§ TASK PROMPT:
Go through the records and show each line where the word "компенсации" occurs.

§ LISTING:

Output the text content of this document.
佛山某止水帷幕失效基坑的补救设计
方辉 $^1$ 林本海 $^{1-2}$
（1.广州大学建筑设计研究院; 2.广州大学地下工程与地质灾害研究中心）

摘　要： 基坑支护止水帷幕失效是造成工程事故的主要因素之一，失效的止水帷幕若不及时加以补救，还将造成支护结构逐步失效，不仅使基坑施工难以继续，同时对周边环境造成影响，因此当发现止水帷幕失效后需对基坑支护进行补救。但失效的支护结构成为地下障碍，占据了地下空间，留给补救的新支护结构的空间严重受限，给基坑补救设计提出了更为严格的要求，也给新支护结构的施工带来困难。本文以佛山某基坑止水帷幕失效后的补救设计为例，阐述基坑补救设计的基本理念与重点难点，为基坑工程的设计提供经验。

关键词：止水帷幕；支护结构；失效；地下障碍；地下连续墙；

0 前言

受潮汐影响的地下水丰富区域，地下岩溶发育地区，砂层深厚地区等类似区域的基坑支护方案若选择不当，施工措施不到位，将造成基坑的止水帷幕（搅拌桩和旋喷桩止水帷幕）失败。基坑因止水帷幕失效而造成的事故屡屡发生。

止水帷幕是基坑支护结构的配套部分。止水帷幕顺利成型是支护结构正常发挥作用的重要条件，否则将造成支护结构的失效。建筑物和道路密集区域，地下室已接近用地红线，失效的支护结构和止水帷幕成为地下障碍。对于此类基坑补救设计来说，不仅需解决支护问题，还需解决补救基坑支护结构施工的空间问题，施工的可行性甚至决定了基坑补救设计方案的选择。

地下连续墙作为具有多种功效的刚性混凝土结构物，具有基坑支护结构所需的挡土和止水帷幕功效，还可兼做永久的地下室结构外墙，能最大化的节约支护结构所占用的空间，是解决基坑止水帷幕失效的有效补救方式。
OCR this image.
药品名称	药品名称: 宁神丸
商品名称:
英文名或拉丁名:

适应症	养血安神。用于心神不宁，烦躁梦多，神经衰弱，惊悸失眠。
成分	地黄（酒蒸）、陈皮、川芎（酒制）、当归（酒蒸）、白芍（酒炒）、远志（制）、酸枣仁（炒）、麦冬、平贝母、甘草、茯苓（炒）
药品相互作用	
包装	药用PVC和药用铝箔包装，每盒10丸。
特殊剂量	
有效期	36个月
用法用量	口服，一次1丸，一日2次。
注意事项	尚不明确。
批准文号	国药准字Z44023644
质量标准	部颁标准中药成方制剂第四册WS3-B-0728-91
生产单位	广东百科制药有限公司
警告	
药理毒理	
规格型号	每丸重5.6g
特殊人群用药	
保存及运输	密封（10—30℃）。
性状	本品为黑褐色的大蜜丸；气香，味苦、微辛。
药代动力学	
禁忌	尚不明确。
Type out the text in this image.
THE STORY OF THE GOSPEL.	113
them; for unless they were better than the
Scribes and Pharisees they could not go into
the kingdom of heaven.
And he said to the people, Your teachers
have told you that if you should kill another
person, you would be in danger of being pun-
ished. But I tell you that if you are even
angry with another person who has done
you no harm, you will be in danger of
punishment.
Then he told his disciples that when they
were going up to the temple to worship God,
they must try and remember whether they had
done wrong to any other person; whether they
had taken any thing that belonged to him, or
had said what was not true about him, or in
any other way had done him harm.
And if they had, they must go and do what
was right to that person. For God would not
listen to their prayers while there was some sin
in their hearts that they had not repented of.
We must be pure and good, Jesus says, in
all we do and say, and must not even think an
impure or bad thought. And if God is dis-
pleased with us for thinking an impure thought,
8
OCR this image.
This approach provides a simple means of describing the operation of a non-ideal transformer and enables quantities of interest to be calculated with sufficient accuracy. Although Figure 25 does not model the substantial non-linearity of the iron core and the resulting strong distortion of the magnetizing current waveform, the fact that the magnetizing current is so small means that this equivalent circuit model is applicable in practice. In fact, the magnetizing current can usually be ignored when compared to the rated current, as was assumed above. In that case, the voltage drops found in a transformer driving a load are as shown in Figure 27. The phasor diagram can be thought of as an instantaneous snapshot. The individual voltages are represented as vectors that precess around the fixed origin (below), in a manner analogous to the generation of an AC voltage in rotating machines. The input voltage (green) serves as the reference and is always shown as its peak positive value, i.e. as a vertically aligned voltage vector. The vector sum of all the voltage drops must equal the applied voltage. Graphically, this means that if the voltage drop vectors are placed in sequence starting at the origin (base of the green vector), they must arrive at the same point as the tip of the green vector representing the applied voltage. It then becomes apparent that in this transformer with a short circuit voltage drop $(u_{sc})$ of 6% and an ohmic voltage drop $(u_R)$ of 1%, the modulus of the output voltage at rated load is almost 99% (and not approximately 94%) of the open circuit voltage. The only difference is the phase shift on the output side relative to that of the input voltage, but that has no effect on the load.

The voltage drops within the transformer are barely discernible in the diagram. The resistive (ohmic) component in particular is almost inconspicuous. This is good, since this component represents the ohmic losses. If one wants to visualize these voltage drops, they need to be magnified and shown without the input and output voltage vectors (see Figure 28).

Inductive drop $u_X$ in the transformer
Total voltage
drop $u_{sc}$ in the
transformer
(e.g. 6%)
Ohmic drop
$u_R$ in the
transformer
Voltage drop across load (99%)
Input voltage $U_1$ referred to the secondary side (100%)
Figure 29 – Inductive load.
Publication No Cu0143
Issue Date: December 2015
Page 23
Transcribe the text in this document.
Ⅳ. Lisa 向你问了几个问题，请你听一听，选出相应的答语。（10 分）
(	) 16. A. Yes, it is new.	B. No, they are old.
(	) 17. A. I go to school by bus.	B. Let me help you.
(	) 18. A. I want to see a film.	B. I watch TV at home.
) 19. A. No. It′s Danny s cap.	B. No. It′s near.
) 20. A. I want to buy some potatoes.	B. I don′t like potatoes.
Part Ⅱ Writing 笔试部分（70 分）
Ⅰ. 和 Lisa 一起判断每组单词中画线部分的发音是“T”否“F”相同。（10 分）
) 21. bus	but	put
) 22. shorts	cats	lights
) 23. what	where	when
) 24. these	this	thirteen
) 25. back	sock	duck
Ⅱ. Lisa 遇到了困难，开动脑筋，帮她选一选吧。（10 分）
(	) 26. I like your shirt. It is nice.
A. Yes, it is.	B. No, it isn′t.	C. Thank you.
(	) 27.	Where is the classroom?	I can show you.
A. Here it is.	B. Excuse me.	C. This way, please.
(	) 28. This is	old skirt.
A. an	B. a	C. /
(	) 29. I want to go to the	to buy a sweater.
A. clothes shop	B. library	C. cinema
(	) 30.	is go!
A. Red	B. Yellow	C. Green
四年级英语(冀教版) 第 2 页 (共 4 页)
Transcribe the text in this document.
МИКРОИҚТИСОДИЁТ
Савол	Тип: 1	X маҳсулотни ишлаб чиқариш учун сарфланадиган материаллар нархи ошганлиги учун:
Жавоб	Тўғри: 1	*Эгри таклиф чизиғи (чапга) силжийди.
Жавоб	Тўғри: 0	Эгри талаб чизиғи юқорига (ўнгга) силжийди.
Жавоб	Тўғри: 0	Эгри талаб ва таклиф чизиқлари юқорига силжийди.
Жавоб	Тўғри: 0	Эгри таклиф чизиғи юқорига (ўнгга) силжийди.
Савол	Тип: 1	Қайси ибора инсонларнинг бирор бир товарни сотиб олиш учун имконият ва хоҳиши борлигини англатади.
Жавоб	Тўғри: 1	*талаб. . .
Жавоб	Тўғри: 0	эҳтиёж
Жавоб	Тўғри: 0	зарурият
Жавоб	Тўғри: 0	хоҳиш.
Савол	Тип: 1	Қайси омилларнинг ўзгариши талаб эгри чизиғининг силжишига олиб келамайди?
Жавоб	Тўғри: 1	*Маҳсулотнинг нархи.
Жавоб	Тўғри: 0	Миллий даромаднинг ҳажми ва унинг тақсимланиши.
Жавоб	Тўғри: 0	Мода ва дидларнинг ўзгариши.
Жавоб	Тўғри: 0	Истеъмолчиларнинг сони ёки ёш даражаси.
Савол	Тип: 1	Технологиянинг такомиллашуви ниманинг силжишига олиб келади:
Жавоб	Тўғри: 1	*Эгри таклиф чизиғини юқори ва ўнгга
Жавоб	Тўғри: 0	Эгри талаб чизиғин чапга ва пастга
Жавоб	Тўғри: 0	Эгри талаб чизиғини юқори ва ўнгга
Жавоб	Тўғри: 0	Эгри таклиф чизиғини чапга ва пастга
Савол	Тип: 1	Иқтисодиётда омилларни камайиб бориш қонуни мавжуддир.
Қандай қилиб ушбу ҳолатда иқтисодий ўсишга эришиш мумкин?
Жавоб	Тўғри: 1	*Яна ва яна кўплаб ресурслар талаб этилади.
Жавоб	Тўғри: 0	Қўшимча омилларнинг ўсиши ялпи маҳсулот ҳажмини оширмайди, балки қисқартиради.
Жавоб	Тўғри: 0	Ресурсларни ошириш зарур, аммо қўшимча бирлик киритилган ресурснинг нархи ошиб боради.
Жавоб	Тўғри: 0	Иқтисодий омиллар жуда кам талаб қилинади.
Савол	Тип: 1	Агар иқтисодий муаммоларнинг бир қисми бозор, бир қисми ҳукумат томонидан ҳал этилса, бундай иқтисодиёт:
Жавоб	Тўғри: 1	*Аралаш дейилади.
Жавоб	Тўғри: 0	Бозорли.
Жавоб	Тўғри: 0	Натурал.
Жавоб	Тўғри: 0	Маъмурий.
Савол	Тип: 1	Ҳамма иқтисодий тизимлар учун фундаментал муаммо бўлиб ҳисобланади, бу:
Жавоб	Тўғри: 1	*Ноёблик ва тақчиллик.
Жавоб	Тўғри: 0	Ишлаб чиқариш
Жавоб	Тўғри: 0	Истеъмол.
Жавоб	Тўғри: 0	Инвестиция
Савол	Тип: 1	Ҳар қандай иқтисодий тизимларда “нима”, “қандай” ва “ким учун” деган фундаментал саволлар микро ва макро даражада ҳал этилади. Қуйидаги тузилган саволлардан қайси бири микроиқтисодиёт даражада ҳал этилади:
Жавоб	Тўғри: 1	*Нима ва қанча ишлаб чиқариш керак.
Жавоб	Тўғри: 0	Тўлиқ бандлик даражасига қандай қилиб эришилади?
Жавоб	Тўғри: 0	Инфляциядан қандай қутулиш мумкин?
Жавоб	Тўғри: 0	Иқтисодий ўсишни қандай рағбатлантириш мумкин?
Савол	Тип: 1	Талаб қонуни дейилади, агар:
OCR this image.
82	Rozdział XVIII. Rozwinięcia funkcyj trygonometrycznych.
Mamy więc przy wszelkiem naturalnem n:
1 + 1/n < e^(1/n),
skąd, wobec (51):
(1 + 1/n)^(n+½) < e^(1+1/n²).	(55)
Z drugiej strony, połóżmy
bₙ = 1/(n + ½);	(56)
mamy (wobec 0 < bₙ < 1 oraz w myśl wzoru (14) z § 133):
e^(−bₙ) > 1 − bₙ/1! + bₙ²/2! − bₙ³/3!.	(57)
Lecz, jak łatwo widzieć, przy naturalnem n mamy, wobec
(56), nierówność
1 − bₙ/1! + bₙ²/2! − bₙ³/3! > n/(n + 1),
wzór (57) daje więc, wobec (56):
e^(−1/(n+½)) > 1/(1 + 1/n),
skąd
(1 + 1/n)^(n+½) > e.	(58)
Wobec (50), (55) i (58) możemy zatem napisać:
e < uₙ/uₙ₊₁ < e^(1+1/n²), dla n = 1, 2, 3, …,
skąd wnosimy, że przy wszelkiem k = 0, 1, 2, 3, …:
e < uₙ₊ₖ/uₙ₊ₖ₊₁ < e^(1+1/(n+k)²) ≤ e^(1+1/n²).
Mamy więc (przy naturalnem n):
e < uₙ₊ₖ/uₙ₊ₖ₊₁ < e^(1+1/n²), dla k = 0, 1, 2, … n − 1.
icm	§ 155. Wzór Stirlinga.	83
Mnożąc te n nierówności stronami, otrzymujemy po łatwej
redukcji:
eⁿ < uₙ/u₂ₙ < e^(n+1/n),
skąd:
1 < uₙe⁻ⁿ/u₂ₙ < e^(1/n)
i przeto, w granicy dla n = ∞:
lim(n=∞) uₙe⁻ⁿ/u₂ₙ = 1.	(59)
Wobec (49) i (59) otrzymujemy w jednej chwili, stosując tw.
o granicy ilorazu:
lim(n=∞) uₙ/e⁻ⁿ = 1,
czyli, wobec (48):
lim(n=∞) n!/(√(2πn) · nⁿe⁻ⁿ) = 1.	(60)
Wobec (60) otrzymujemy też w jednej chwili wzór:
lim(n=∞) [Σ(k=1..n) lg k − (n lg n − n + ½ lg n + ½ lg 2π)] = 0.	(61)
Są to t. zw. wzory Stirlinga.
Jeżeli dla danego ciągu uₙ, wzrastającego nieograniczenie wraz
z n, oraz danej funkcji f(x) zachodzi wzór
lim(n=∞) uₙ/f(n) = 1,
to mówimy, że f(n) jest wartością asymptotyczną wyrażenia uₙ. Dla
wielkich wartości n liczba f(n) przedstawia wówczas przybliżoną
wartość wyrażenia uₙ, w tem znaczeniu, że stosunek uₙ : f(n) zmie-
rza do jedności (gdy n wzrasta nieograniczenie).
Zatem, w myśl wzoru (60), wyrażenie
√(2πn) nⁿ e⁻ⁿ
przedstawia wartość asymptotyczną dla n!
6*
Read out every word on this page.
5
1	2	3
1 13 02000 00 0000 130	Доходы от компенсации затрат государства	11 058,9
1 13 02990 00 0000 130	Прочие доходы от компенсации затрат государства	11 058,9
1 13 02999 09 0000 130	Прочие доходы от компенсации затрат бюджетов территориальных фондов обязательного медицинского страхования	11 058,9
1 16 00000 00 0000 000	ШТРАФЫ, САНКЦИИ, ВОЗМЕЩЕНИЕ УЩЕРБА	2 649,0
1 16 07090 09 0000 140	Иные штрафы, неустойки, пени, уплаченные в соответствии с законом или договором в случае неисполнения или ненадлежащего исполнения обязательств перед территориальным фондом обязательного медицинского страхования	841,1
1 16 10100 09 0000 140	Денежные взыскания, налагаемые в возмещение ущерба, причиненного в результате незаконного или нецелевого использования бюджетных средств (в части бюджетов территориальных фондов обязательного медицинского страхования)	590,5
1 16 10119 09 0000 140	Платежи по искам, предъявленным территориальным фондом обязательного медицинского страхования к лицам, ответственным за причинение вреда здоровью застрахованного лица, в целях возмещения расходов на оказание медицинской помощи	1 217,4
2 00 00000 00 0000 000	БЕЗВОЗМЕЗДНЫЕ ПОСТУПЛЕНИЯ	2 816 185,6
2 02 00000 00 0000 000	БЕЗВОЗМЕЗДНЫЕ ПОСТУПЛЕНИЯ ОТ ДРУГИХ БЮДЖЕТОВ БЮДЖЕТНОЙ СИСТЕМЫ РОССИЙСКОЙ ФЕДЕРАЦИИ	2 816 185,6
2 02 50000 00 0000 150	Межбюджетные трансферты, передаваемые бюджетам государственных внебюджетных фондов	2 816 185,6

§ EXERCISE RESULT:
1 13 02000 00 0000 130	Доходы от компенсации затрат государства	11 058,9
1 13 02990 00 0000 130	Прочие доходы от компенсации затрат государства	11 058,9
1 13 02999 09 0000 130	Прочие доходы от компенсации затрат бюджетов территориальных фондов обязательного медицинского страхования	11 058,9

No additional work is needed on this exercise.